§ Your goal
Print every entry, word for word, and skip the images.

§ Listed records
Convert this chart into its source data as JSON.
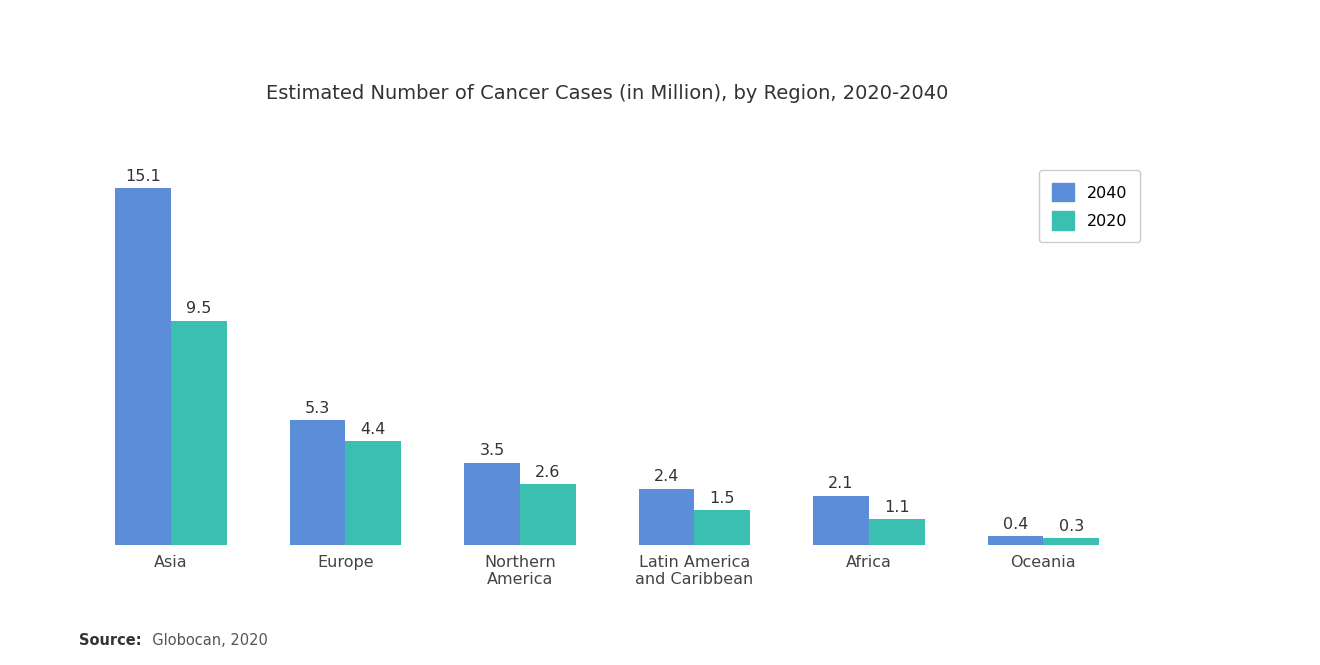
{
  "title": "Estimated Number of Cancer Cases (in Million), by Region, 2020-2040",
  "categories": [
    "Asia",
    "Europe",
    "Northern\nAmerica",
    "Latin America\nand Caribbean",
    "Africa",
    "Oceania"
  ],
  "values_2040": [
    15.1,
    5.3,
    3.5,
    2.4,
    2.1,
    0.4
  ],
  "values_2020": [
    9.5,
    4.4,
    2.6,
    1.5,
    1.1,
    0.3
  ],
  "color_2040": "#5B8DD9",
  "color_2020": "#3BBFB0",
  "background_color": "#FFFFFF",
  "title_fontsize": 14,
  "label_fontsize": 11.5,
  "tick_fontsize": 11.5,
  "legend_labels": [
    "2040",
    "2020"
  ],
  "source_bold": "Source:",
  "source_rest": "  Globocan, 2020",
  "ylim": [
    0,
    18
  ],
  "bar_width": 0.32
}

§ Result of the task
Convert this chart into its source data as JSON.
{
  "title": "Estimated Number of Cancer Cases (in Million), by Region, 2020-2040",
  "categories": [
    "Asia",
    "Europe",
    "Northern\nAmerica",
    "Latin America\nand Caribbean",
    "Africa",
    "Oceania"
  ],
  "values_2040": [
    15.1,
    5.3,
    3.5,
    2.4,
    2.1,
    0.4
  ],
  "values_2020": [
    9.5,
    4.4,
    2.6,
    1.5,
    1.1,
    0.3
  ],
  "color_2040": "#5B8DD9",
  "color_2020": "#3BBFB0",
  "background_color": "#FFFFFF",
  "title_fontsize": 14,
  "label_fontsize": 11.5,
  "tick_fontsize": 11.5,
  "legend_labels": [
    "2040",
    "2020"
  ],
  "source_bold": "Source:",
  "source_rest": "  Globocan, 2020",
  "ylim": [
    0,
    18
  ],
  "bar_width": 0.32
}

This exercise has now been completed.